(AIM OF THE TASK) Copy out each line containing "forward" from the entries below.
+---+
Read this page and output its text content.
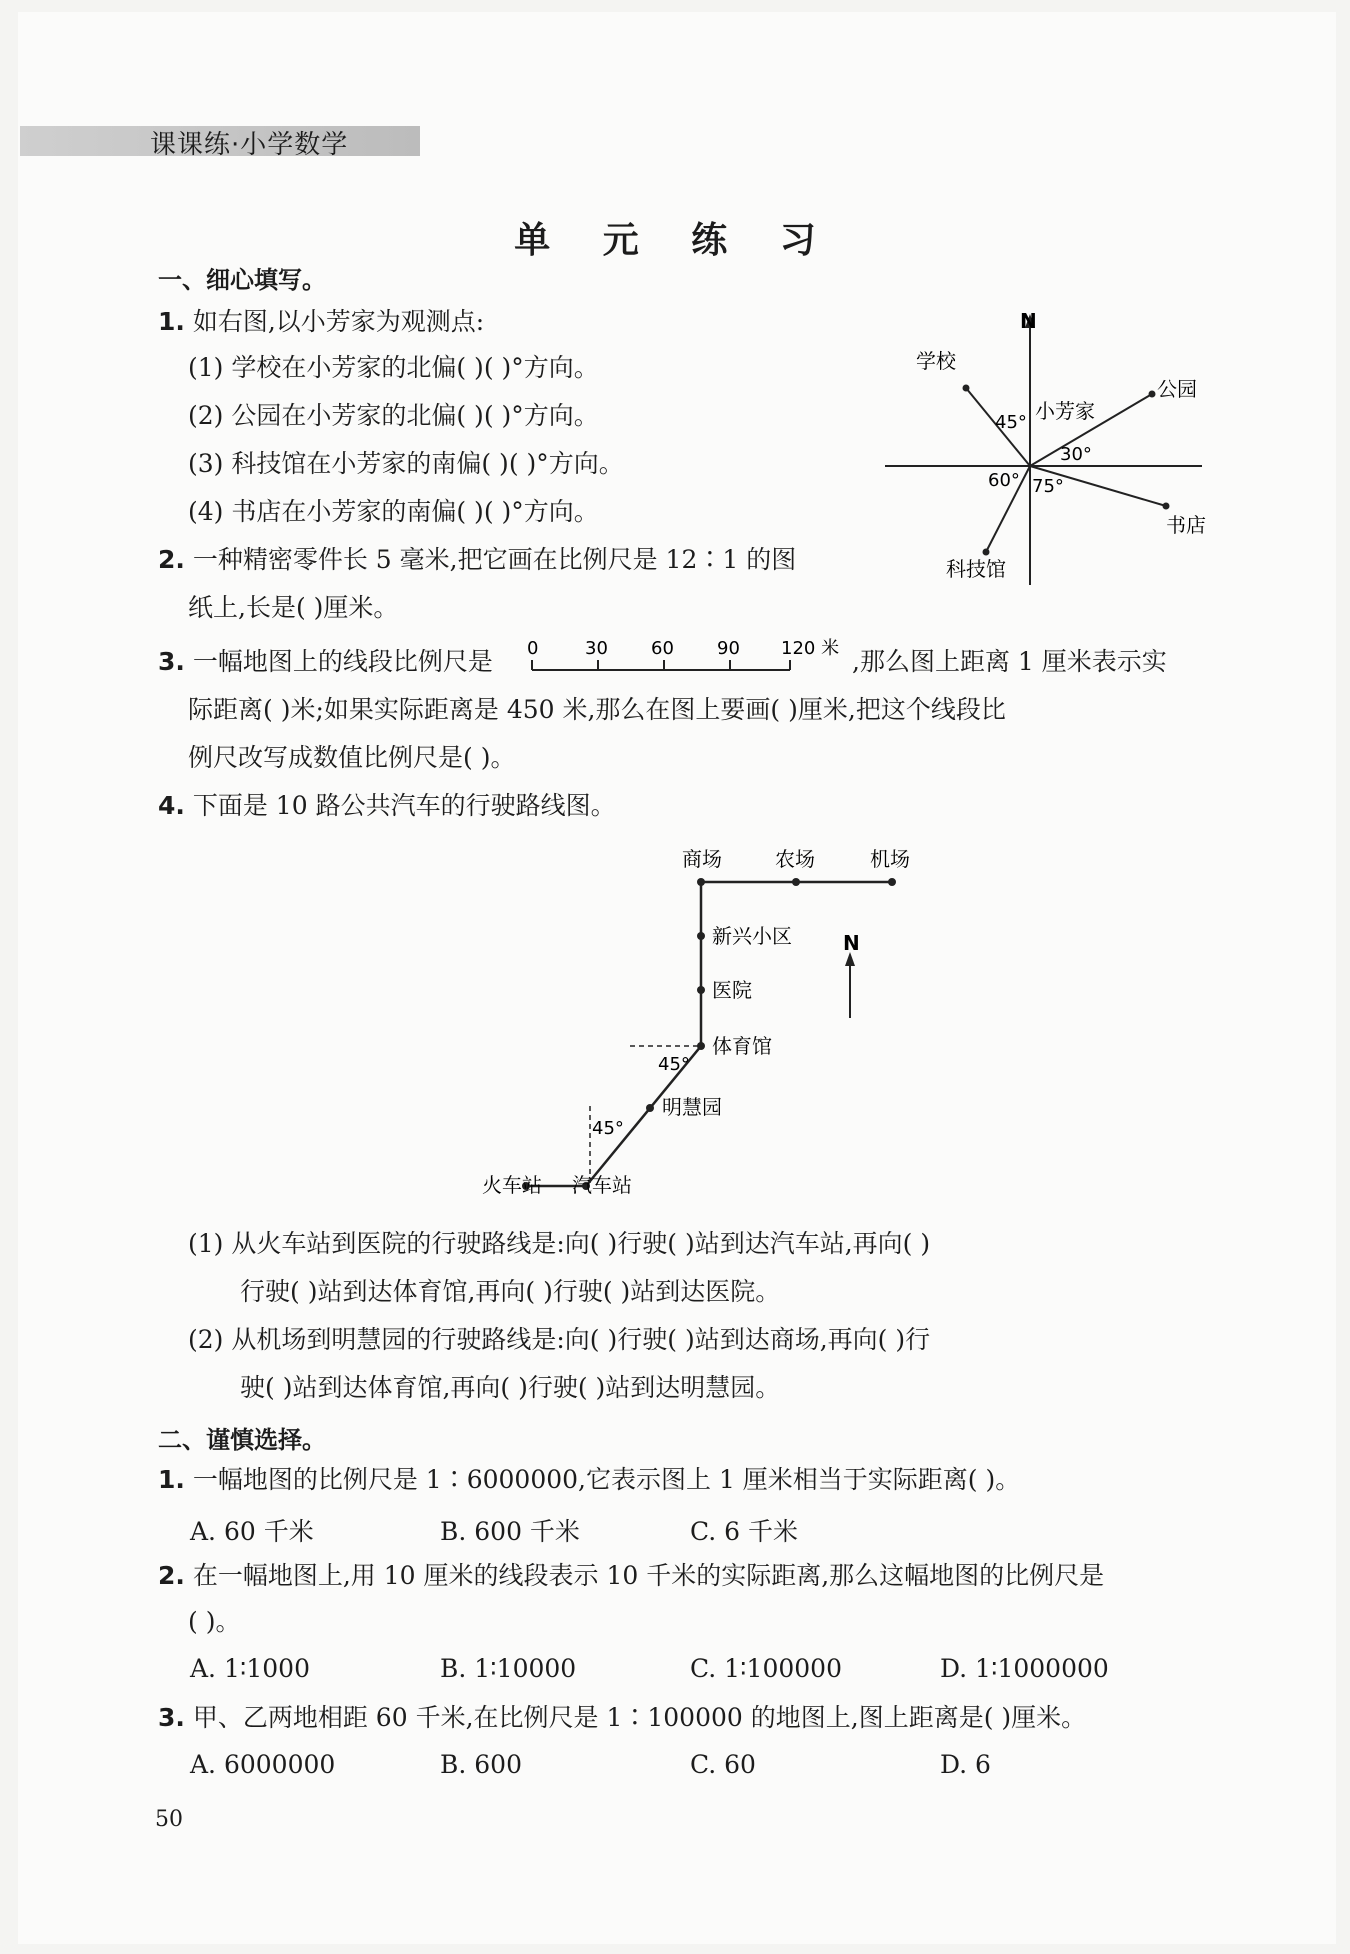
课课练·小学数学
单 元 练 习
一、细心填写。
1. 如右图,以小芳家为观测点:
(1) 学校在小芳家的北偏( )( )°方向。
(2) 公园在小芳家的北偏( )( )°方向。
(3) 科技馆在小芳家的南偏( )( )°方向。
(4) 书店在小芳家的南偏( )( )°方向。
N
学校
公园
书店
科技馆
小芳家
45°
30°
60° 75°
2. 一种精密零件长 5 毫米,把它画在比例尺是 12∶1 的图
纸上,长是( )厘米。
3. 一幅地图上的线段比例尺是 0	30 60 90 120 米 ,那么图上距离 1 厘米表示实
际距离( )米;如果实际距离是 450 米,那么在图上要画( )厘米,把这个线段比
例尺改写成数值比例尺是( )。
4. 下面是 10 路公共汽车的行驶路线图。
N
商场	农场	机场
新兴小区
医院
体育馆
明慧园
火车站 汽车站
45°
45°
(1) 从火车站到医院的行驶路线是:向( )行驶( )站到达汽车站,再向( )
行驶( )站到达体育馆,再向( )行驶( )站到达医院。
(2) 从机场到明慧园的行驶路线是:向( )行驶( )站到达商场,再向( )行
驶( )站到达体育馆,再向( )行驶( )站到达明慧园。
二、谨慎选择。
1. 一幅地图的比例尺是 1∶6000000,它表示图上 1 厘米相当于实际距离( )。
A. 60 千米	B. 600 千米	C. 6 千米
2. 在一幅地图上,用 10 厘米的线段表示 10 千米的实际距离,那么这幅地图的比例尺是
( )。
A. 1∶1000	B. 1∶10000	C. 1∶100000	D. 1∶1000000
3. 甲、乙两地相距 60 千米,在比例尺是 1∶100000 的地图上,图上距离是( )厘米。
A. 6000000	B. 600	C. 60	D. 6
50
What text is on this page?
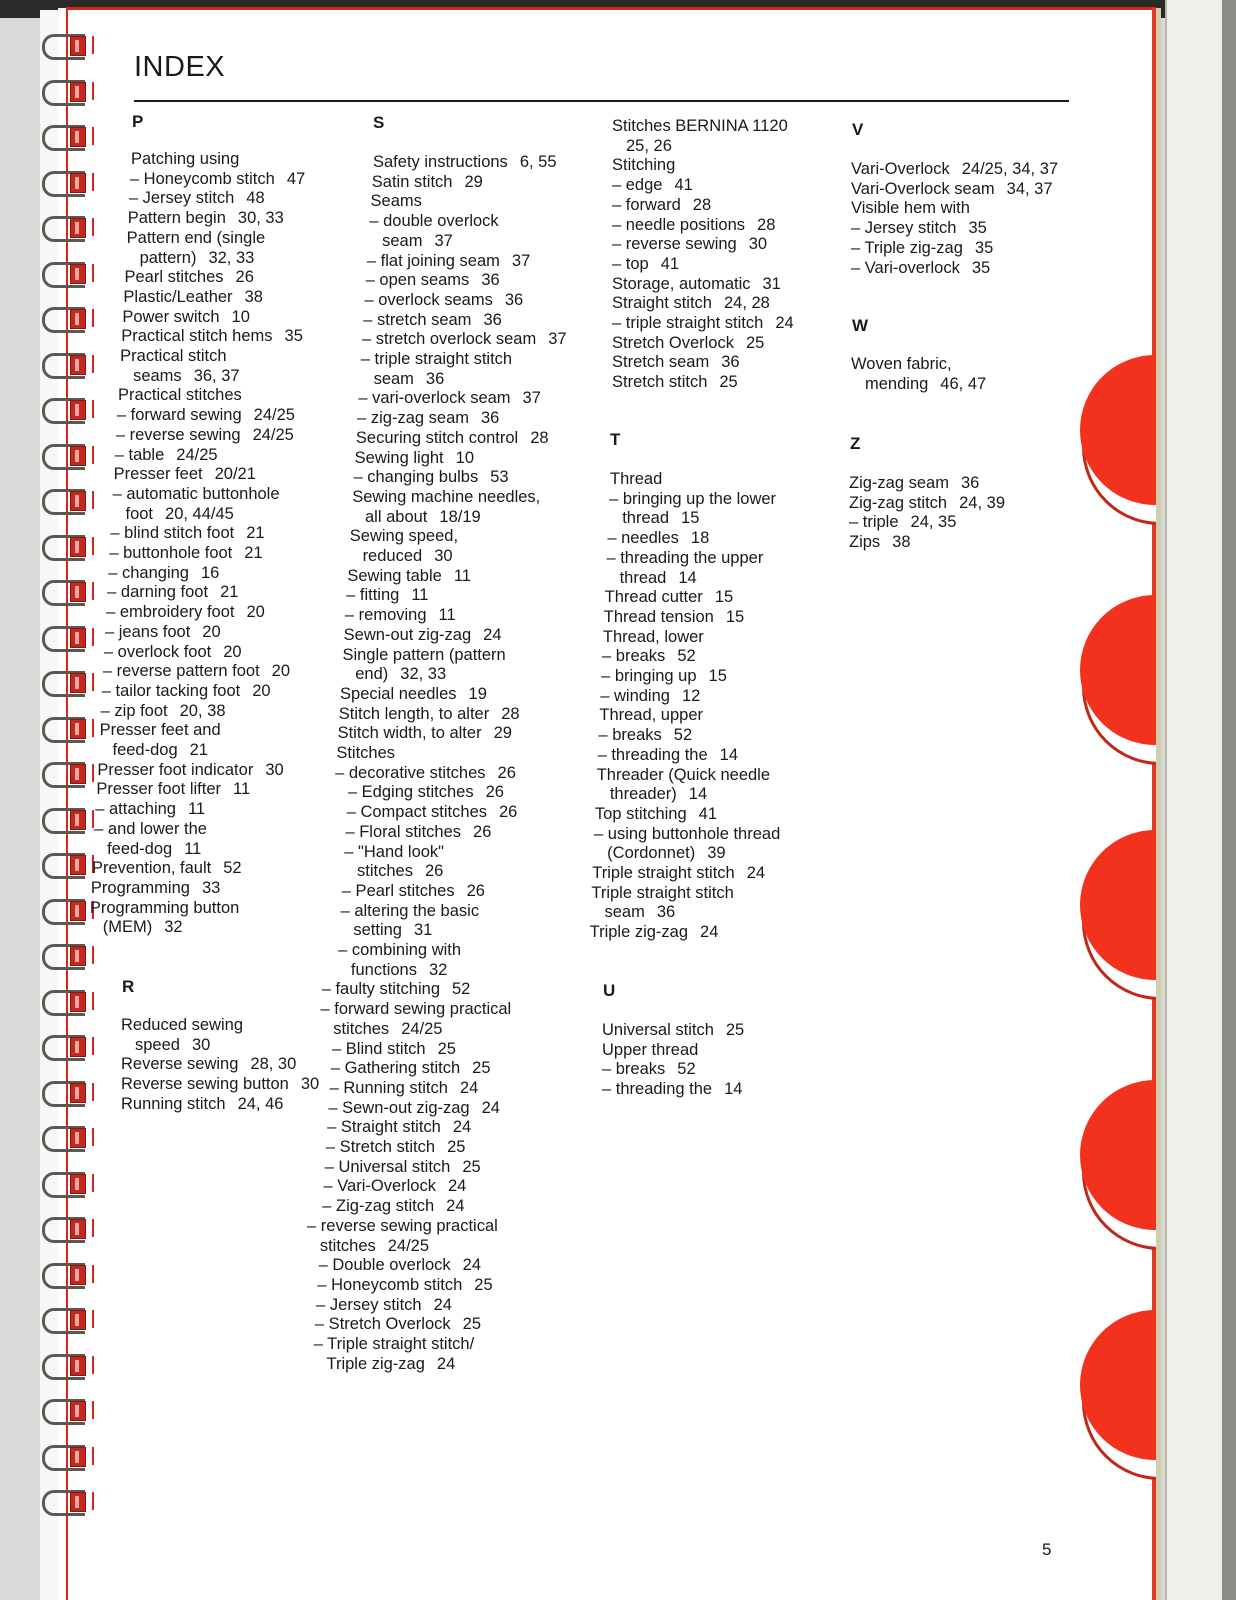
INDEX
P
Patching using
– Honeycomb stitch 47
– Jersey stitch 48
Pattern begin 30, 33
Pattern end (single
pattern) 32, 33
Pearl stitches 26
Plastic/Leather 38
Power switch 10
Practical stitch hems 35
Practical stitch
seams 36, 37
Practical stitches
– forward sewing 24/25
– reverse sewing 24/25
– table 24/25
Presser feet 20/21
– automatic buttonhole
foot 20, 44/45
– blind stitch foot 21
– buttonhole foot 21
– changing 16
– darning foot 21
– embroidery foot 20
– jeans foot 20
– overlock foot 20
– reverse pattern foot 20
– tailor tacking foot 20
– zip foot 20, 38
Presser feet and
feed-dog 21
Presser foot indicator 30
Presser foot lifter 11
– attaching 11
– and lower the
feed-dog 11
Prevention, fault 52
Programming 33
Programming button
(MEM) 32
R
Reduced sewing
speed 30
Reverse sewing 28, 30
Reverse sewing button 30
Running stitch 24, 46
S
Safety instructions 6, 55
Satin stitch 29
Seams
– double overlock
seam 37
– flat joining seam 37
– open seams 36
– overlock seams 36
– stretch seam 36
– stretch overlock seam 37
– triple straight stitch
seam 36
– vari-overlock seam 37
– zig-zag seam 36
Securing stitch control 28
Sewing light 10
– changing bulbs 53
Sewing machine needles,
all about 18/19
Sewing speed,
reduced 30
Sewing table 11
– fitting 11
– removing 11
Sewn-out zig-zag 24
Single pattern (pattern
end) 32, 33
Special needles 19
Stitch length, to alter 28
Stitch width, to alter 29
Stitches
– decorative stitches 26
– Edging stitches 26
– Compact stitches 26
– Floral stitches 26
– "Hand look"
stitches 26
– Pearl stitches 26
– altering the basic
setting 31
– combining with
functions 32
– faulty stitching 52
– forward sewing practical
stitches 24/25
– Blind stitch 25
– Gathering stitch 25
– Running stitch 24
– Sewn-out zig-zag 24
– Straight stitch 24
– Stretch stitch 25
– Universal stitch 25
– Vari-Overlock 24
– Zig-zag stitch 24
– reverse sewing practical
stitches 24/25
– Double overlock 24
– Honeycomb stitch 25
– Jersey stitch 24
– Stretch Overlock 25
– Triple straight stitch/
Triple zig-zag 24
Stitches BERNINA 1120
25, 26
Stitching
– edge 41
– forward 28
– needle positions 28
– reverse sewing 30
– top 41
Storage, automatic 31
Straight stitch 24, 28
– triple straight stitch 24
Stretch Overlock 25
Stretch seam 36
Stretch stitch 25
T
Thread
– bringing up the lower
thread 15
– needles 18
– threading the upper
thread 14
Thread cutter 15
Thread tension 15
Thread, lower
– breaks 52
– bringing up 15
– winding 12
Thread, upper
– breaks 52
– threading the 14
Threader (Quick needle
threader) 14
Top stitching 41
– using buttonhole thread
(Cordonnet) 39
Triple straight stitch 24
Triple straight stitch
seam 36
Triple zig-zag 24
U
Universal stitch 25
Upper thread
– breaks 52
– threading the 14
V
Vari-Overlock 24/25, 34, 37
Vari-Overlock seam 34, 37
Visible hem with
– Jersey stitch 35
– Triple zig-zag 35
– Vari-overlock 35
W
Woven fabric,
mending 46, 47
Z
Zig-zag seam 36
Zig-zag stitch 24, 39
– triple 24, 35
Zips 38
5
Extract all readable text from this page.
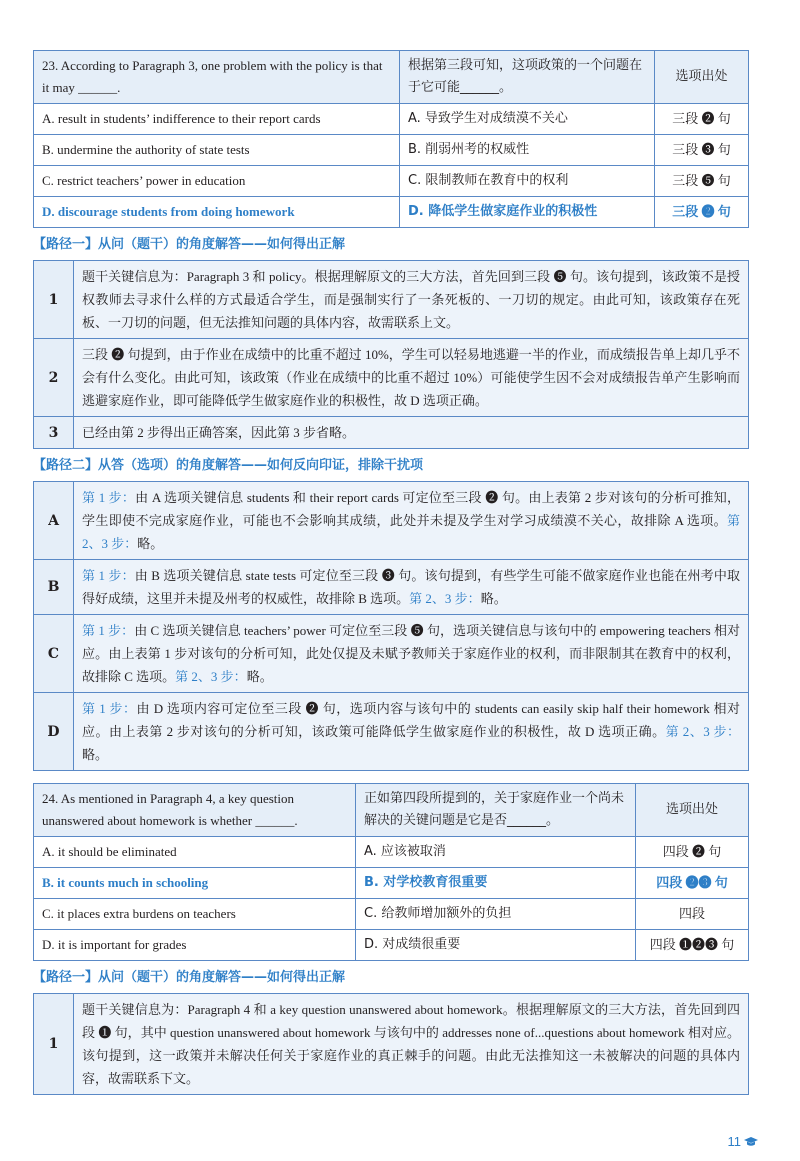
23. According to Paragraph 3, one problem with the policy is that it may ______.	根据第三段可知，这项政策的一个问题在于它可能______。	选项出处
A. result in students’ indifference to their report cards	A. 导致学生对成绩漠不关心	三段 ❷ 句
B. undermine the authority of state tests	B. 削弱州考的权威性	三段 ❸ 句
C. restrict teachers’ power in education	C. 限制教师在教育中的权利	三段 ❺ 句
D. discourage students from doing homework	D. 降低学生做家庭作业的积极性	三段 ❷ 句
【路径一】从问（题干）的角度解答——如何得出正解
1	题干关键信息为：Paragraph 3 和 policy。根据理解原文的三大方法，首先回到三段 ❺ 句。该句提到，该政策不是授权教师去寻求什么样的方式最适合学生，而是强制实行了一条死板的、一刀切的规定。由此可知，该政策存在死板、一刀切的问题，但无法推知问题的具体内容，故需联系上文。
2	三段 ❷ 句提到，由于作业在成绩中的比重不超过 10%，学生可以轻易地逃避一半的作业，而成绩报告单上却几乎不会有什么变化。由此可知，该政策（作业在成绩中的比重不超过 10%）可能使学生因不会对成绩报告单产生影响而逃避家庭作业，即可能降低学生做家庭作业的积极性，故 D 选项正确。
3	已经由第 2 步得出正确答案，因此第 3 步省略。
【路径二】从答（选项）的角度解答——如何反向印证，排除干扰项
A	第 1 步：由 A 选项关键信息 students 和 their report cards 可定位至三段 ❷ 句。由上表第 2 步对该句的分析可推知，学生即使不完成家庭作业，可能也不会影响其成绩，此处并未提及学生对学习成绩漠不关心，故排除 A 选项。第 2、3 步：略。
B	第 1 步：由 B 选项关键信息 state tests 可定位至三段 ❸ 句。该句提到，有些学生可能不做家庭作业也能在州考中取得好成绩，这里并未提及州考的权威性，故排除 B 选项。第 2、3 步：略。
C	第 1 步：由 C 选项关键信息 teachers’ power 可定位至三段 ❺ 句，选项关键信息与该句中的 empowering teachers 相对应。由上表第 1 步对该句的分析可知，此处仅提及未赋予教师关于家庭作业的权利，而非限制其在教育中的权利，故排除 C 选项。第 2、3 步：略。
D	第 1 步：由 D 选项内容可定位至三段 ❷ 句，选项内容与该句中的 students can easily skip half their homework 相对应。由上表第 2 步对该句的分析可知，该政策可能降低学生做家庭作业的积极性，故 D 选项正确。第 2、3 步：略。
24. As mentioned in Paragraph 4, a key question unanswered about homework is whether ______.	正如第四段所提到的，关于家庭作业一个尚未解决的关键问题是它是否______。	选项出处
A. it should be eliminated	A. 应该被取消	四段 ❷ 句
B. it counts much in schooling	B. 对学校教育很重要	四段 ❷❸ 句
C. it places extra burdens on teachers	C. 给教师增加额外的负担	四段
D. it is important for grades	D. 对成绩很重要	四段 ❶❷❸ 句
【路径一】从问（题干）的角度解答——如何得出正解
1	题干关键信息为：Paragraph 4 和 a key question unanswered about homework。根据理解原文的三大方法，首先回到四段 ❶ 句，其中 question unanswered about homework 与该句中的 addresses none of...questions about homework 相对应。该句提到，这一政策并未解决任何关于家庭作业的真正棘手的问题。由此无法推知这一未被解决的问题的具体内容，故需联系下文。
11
+---+
(EXERCISE RESULT)
– forward sewing 24/25
– forward sewing practical
– forward 28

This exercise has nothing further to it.